Set exercise:
Rewrite the items from the beginning through the line containing "302, 53, 318]", inclusive, changing "y-tick-label" to "y-axis-label" wherever it appears and leaving everything else as it stands.

Start Dataset excerpts

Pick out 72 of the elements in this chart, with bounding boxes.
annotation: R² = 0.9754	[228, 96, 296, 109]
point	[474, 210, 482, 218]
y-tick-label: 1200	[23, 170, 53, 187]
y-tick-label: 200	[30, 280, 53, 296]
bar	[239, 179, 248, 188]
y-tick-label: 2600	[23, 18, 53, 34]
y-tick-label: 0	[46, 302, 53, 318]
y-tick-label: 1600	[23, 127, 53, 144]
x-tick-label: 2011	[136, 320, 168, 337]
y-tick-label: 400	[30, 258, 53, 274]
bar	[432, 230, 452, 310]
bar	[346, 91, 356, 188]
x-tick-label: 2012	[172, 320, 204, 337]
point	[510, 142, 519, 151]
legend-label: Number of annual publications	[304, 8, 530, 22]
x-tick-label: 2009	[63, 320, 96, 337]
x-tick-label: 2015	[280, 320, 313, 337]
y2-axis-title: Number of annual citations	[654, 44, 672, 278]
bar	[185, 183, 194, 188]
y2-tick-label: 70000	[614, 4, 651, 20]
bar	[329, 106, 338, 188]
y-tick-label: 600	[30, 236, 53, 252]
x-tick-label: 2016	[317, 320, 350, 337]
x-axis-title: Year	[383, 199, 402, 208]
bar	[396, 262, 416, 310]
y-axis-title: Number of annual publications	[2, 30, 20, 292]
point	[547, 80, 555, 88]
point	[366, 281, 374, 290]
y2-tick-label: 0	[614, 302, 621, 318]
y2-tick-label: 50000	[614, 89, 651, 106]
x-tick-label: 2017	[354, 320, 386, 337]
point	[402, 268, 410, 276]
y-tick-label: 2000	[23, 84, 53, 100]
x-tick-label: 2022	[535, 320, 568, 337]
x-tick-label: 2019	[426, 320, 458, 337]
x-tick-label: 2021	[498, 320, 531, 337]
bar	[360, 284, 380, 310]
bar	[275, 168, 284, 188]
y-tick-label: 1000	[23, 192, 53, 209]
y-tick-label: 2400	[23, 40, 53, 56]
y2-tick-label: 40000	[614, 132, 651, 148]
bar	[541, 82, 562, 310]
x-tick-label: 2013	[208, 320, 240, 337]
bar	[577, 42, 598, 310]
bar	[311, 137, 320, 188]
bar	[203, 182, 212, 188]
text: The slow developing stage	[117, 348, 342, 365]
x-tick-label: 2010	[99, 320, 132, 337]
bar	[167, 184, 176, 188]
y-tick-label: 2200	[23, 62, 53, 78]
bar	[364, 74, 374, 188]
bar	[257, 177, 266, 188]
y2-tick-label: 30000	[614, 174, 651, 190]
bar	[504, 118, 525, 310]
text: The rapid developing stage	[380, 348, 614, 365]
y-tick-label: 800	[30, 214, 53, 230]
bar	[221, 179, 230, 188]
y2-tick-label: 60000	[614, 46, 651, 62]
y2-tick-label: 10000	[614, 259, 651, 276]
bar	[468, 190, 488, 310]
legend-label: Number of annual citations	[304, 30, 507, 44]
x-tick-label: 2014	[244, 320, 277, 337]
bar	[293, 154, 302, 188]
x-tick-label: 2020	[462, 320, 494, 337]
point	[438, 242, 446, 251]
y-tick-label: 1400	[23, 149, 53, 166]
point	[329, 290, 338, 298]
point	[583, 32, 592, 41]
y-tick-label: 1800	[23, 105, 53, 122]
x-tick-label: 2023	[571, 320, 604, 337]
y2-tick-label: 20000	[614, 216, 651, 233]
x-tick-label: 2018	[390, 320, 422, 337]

End Dataset excerpts

Answer below:
Pick out 72 of the elements in this chart, with bounding boxes.
annotation: R² = 0.9754	[228, 96, 296, 109]
point	[474, 210, 482, 218]
y-axis-label: 1200	[23, 170, 53, 187]
y-axis-label: 200	[30, 280, 53, 296]
bar	[239, 179, 248, 188]
y-axis-label: 2600	[23, 18, 53, 34]
y-axis-label: 0	[46, 302, 53, 318]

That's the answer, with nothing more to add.